[Set exercise]
Count every line where "Modifier" occurs. Give the total alone.

+++ Data records

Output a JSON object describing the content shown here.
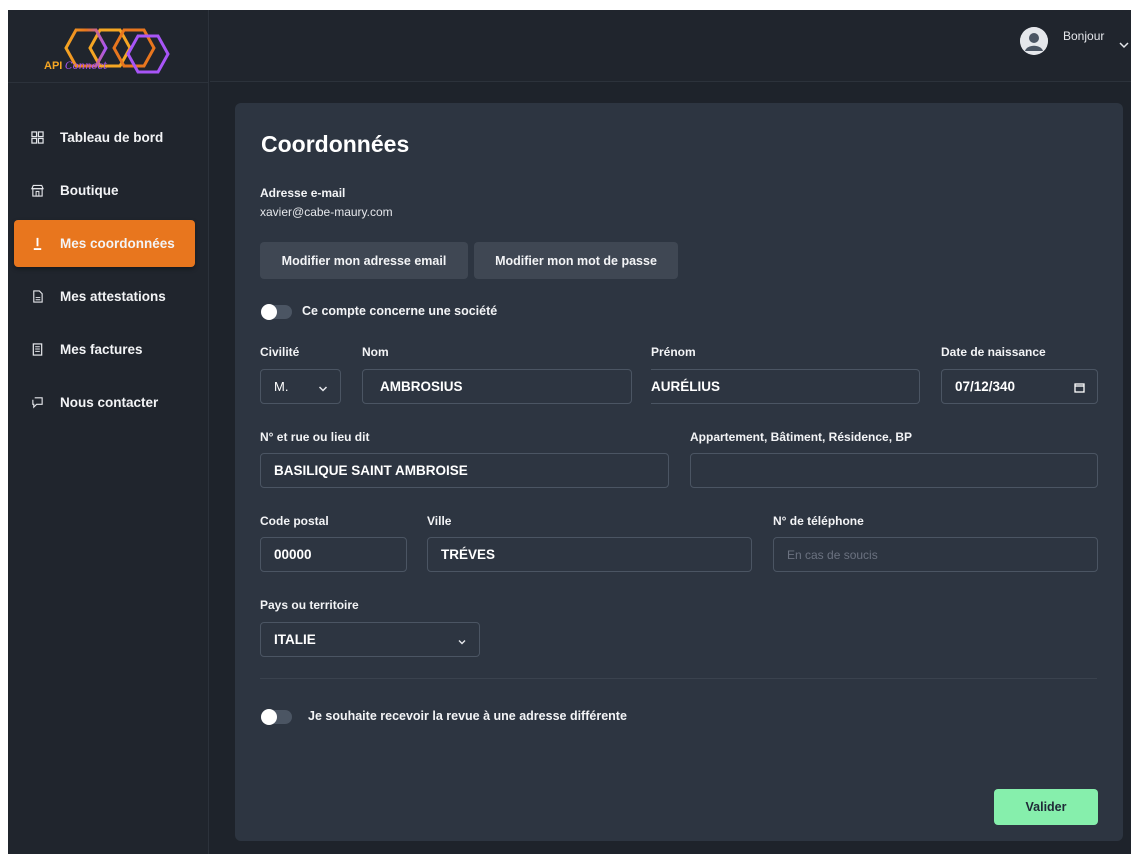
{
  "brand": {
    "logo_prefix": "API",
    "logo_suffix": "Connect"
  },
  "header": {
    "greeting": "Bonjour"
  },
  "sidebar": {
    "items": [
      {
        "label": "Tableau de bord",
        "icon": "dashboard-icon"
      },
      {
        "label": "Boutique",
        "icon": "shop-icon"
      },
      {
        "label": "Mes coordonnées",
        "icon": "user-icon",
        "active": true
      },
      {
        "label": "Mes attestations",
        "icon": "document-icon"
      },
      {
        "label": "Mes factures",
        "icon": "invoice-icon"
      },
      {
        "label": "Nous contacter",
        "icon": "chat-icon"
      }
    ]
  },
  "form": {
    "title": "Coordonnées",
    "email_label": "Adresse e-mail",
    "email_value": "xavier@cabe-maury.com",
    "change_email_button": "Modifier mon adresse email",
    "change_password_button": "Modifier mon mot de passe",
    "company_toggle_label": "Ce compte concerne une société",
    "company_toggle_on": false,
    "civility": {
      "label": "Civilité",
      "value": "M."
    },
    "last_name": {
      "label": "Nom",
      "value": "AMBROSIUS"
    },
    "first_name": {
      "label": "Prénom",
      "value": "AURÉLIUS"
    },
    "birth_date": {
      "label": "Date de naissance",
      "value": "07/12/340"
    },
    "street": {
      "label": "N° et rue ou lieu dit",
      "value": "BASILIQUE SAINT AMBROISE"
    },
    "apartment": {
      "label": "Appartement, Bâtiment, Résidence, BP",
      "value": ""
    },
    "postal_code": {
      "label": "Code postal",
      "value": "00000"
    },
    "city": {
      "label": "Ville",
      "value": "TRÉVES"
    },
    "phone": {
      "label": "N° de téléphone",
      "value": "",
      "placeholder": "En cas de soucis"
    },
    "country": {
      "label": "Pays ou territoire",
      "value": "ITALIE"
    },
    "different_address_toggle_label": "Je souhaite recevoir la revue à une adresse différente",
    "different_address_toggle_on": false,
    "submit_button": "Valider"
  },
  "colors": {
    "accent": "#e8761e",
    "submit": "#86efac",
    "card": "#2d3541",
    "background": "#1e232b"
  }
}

++++++
+++ Data records

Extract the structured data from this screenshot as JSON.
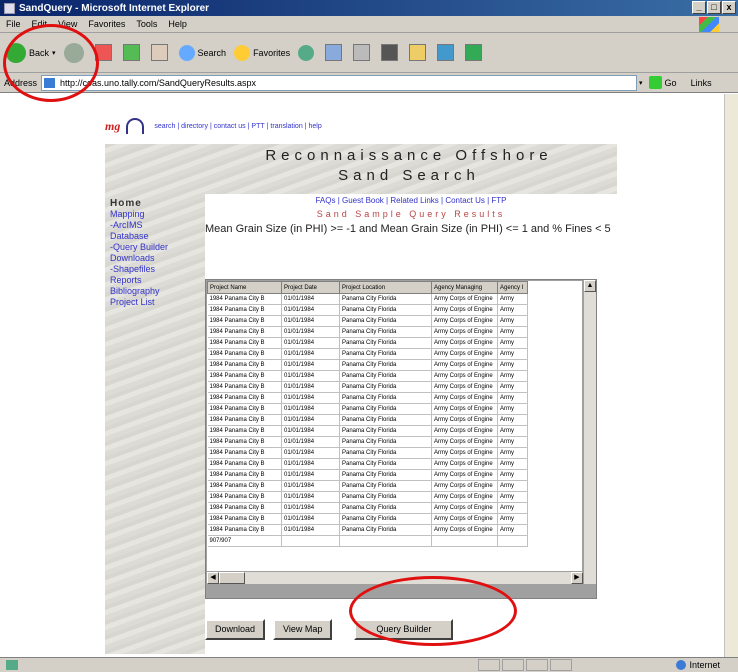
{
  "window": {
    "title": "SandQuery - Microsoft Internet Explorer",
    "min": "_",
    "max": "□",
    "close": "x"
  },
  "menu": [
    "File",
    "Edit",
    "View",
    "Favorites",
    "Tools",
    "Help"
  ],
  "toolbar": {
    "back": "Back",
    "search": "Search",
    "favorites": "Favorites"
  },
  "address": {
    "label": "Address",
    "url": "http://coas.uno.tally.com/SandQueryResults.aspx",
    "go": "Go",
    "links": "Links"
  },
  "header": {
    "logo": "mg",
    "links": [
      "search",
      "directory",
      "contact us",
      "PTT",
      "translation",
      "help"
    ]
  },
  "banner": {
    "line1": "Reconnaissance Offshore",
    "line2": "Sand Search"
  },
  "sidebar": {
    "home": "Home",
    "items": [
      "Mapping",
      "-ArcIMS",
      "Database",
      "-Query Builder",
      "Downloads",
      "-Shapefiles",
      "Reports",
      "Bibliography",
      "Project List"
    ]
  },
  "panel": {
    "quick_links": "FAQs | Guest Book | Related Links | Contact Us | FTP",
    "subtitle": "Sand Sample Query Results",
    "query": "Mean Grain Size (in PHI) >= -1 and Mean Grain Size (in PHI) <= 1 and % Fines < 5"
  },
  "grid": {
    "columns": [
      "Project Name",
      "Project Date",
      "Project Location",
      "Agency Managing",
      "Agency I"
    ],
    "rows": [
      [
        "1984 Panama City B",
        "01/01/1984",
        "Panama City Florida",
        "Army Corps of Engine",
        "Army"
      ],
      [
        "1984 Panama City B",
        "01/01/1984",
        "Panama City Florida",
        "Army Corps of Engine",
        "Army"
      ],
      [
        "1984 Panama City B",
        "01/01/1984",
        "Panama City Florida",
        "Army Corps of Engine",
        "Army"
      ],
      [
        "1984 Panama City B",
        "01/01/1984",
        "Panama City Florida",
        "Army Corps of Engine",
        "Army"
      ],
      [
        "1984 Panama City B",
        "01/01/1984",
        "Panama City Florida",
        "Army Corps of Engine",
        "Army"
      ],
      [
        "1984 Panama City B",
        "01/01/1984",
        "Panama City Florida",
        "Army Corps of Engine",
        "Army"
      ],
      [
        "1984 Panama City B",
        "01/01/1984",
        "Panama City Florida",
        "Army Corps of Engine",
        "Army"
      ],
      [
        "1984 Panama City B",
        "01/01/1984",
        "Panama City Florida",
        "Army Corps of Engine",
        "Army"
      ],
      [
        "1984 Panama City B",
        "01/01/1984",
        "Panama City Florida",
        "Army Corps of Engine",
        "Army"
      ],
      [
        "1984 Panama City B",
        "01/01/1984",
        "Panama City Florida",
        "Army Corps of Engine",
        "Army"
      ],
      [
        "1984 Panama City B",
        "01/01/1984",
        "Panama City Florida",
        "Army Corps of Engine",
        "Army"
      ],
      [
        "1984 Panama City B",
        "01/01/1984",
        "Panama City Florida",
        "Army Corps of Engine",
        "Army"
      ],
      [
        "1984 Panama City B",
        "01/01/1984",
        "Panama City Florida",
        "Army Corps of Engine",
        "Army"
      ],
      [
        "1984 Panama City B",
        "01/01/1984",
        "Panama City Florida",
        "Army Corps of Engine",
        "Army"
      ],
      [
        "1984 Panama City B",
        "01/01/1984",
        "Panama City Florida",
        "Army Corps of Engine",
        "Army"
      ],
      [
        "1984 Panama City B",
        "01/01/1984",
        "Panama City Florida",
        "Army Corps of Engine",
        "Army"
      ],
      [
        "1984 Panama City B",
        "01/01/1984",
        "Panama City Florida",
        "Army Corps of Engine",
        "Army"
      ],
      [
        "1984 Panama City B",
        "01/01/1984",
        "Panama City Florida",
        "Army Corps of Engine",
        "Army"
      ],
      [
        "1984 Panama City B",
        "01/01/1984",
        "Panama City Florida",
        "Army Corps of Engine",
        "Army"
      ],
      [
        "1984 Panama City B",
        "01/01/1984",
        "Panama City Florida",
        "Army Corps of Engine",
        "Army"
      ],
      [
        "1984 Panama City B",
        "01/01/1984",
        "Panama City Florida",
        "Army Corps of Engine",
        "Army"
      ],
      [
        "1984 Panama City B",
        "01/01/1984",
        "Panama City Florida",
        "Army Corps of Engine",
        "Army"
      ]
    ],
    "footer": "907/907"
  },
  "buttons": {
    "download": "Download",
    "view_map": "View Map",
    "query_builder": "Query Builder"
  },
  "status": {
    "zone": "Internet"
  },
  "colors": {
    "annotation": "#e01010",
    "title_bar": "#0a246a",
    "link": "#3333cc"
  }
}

++++++

[Written reply]
2